> _YOUR TASK_: Write out each line exactly as it stands, please.
-- START OF EXTRACTED INFORMATION --
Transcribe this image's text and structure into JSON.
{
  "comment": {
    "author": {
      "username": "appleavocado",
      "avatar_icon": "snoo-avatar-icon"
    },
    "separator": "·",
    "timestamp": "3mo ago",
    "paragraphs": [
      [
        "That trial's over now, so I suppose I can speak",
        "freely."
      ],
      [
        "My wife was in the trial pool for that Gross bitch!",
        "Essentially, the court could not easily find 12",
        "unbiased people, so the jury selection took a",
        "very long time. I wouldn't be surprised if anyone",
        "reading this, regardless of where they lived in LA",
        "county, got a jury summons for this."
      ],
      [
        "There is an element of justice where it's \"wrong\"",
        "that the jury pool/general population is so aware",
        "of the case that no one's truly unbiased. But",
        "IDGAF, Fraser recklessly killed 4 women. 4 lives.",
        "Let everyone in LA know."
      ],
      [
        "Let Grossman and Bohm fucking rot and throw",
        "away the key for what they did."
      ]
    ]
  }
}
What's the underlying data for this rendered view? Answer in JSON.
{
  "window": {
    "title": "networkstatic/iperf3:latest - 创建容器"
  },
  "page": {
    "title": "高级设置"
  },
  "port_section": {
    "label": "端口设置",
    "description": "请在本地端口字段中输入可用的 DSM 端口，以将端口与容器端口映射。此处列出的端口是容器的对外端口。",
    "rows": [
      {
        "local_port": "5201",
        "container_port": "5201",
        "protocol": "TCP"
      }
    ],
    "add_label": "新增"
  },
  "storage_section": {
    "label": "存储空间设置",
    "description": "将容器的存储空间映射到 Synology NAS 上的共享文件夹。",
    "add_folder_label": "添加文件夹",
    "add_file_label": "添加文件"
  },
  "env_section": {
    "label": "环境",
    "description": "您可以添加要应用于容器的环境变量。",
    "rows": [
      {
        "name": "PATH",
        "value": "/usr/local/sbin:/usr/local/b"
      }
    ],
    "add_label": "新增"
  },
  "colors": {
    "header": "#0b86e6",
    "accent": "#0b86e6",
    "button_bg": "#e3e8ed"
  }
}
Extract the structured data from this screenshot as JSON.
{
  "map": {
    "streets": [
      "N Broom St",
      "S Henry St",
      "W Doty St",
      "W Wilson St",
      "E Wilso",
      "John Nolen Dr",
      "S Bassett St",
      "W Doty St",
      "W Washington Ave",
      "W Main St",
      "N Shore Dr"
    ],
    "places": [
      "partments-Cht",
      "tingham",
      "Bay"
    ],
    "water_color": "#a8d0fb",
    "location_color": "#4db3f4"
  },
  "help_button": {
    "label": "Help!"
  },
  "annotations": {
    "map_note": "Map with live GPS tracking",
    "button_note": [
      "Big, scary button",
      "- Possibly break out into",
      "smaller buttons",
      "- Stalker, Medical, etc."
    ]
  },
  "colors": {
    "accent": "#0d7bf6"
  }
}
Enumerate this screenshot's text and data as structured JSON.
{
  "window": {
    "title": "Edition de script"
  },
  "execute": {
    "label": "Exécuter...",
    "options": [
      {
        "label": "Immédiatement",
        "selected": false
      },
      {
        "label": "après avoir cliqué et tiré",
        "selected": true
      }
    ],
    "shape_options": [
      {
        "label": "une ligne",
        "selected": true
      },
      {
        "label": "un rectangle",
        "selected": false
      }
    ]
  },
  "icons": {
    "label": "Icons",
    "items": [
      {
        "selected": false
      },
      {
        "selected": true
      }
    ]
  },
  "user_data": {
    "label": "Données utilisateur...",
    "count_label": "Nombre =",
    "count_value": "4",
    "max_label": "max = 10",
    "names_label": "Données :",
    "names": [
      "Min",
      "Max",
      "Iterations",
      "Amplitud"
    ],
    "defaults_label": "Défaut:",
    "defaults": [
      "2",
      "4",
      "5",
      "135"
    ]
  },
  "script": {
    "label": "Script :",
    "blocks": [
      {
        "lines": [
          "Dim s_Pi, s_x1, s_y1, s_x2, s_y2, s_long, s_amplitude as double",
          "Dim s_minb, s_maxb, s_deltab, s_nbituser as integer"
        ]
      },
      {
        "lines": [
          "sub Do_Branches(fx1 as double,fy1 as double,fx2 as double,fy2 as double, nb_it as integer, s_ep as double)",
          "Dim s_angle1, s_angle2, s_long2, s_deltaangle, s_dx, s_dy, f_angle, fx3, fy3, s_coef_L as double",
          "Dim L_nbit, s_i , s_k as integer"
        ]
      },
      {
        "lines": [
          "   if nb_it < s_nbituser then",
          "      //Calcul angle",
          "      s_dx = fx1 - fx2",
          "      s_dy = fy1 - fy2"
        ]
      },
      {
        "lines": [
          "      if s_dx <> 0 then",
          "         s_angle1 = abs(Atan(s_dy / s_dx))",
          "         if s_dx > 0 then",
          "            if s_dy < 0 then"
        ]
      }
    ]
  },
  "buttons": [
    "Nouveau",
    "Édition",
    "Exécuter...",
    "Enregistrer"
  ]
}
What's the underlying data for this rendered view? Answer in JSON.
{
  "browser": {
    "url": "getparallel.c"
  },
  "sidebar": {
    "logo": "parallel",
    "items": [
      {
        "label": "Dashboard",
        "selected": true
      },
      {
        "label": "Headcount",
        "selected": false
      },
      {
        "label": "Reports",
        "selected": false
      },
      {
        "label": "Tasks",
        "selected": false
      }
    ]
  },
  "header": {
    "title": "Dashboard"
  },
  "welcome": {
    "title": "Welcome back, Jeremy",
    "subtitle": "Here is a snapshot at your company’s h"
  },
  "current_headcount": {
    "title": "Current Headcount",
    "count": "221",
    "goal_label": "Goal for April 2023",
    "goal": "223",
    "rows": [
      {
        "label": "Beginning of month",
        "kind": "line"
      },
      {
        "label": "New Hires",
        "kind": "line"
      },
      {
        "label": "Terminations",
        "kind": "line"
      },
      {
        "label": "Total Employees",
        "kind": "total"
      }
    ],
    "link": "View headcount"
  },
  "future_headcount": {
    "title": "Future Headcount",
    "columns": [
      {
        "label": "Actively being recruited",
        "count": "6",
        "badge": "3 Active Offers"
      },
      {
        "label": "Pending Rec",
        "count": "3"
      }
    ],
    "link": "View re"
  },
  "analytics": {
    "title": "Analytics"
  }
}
-- END OF EXTRACTED INFORMATION --
> _TASK SOLUTION_:
Transcribe this image's text and structure into JSON.
{
  "comment": {
    "author": {
      "username": "appleavocado",
      "avatar_icon": "snoo-avatar-icon"
    },
    "separator": "·",
    "timestamp": "3mo ago",
    "paragraphs": [
      [
        "That trial's over now, so I suppose I can speak",
        "freely."
      ],
      [
        "My wife was in the trial pool for that Gross bitch!",
        "Essentially, the court could not easily find 12",
        "unbiased people, so the jury selection took a",
        "very long time. I wouldn't be surprised if anyone",
        "reading this, regardless of where they lived in LA",
        "county, got a jury summons for this."
      ],
      [
        "There is an element of justice where it's \"wrong\"",
        "that the jury pool/general population is so aware",
        "of the case that no one's truly unbiased. But",
        "IDGAF, Fraser recklessly killed 4 women. 4 lives.",
        "Let everyone in LA know."
      ],
      [
        "Let Grossman and Bohm fucking rot and throw",
        "away the key for what they did."
      ]
    ]
  }
}
What's the underlying data for this rendered view? Answer in JSON.
{
  "window": {
    "title": "networkstatic/iperf3:latest - 创建容器"
  },
  "page": {
    "title": "高级设置"
  },
  "port_section": {
    "label": "端口设置",
    "description": "请在本地端口字段中输入可用的 DSM 端口，以将端口与容器端口映射。此处列出的端口是容器的对外端口。",
    "rows": [
      {
        "local_port": "5201",
        "container_port": "5201",
        "protocol": "TCP"
      }
    ],
    "add_label": "新增"
  },
  "storage_section": {
    "label": "存储空间设置",
    "description": "将容器的存储空间映射到 Synology NAS 上的共享文件夹。",
    "add_folder_label": "添加文件夹",
    "add_file_label": "添加文件"
  },
  "env_section": {
    "label": "环境",
    "description": "您可以添加要应用于容器的环境变量。",
    "rows": [
      {
        "name": "PATH",
        "value": "/usr/local/sbin:/usr/local/b"
      }
    ],
    "add_label": "新增"
  },
  "colors": {
    "header": "#0b86e6",
    "accent": "#0b86e6",
    "button_bg": "#e3e8ed"
  }
}
Extract the structured data from this screenshot as JSON.
{
  "map": {
    "streets": [
      "N Broom St",
      "S Henry St",
      "W Doty St",
      "W Wilson St",
      "E Wilso",
      "John Nolen Dr",
      "S Bassett St",
      "W Doty St",
      "W Washington Ave",
      "W Main St",
      "N Shore Dr"
    ],
    "places": [
      "partments-Cht",
      "tingham",
      "Bay"
    ],
    "water_color": "#a8d0fb",
    "location_color": "#4db3f4"
  },
  "help_button": {
    "label": "Help!"
  },
  "annotations": {
    "map_note": "Map with live GPS tracking",
    "button_note": [
      "Big, scary button",
      "- Possibly break out into",
      "smaller buttons",
      "- Stalker, Medical, etc."
    ]
  },
  "colors": {
    "accent": "#0d7bf6"
  }
}
Enumerate this screenshot's text and data as structured JSON.
{
  "window": {
    "title": "Edition de script"
  },
  "execute": {
    "label": "Exécuter...",
    "options": [
      {
        "label": "Immédiatement",
        "selected": false
      },
      {
        "label": "après avoir cliqué et tiré",
        "selected": true
      }
    ],
    "shape_options": [
      {
        "label": "une ligne",
        "selected": true
      },
      {
        "label": "un rectangle",
        "selected": false
      }
    ]
  },
  "icons": {
    "label": "Icons",
    "items": [
      {
        "selected": false
      },
      {
        "selected": true
      }
    ]
  },
  "user_data": {
    "label": "Données utilisateur...",
    "count_label": "Nombre =",
    "count_value": "4",
    "max_label": "max = 10",
    "names_label": "Données :",
    "names": [
      "Min",
      "Max",
      "Iterations",
      "Amplitud"
    ],
    "defaults_label": "Défaut:",
    "defaults": [
      "2",
      "4",
      "5",
      "135"
    ]
  },
  "script": {
    "label": "Script :",
    "blocks": [
      {
        "lines": [
          "Dim s_Pi, s_x1, s_y1, s_x2, s_y2, s_long, s_amplitude as double",
          "Dim s_minb, s_maxb, s_deltab, s_nbituser as integer"
        ]
      },
      {
        "lines": [
          "sub Do_Branches(fx1 as double,fy1 as double,fx2 as double,fy2 as double, nb_it as integer, s_ep as double)",
          "Dim s_angle1, s_angle2, s_long2, s_deltaangle, s_dx, s_dy, f_angle, fx3, fy3, s_coef_L as double",
          "Dim L_nbit, s_i , s_k as integer"
        ]
      },
      {
        "lines": [
          "   if nb_it < s_nbituser then",
          "      //Calcul angle",
          "      s_dx = fx1 - fx2",
          "      s_dy = fy1 - fy2"
        ]
      },
      {
        "lines": [
          "      if s_dx <> 0 then",
          "         s_angle1 = abs(Atan(s_dy / s_dx))",
          "         if s_dx > 0 then",
          "            if s_dy < 0 then"
        ]
      }
    ]
  },
  "buttons": [
    "Nouveau",
    "Édition",
    "Exécuter...",
    "Enregistrer"
  ]
}
What's the underlying data for this rendered view? Answer in JSON.
{
  "browser": {
    "url": "getparallel.c"
  },
  "sidebar": {
    "logo": "parallel",
    "items": [
      {
        "label": "Dashboard",
        "selected": true
      },
      {
        "label": "Headcount",
        "selected": false
      },
      {
        "label": "Reports",
        "selected": false
      },
      {
        "label": "Tasks",
        "selected": false
      }
    ]
  },
  "header": {
    "title": "Dashboard"
  },
  "welcome": {
    "title": "Welcome back, Jeremy",
    "subtitle": "Here is a snapshot at your company’s h"
  },
  "current_headcount": {
    "title": "Current Headcount",
    "count": "221",
    "goal_label": "Goal for April 2023",
    "goal": "223",
    "rows": [
      {
        "label": "Beginning of month",
        "kind": "line"
      },
      {
        "label": "New Hires",
        "kind": "line"
      },
      {
        "label": "Terminations",
        "kind": "line"
      },
      {
        "label": "Total Employees",
        "kind": "total"
      }
    ],
    "link": "View headcount"
  },
  "future_headcount": {
    "title": "Future Headcount",
    "columns": [
      {
        "label": "Actively being recruited",
        "count": "6",
        "badge": "3 Active Offers"
      },
      {
        "label": "Pending Rec",
        "count": "3"
      }
    ],
    "link": "View re"
  },
  "analytics": {
    "title": "Analytics"
  }
}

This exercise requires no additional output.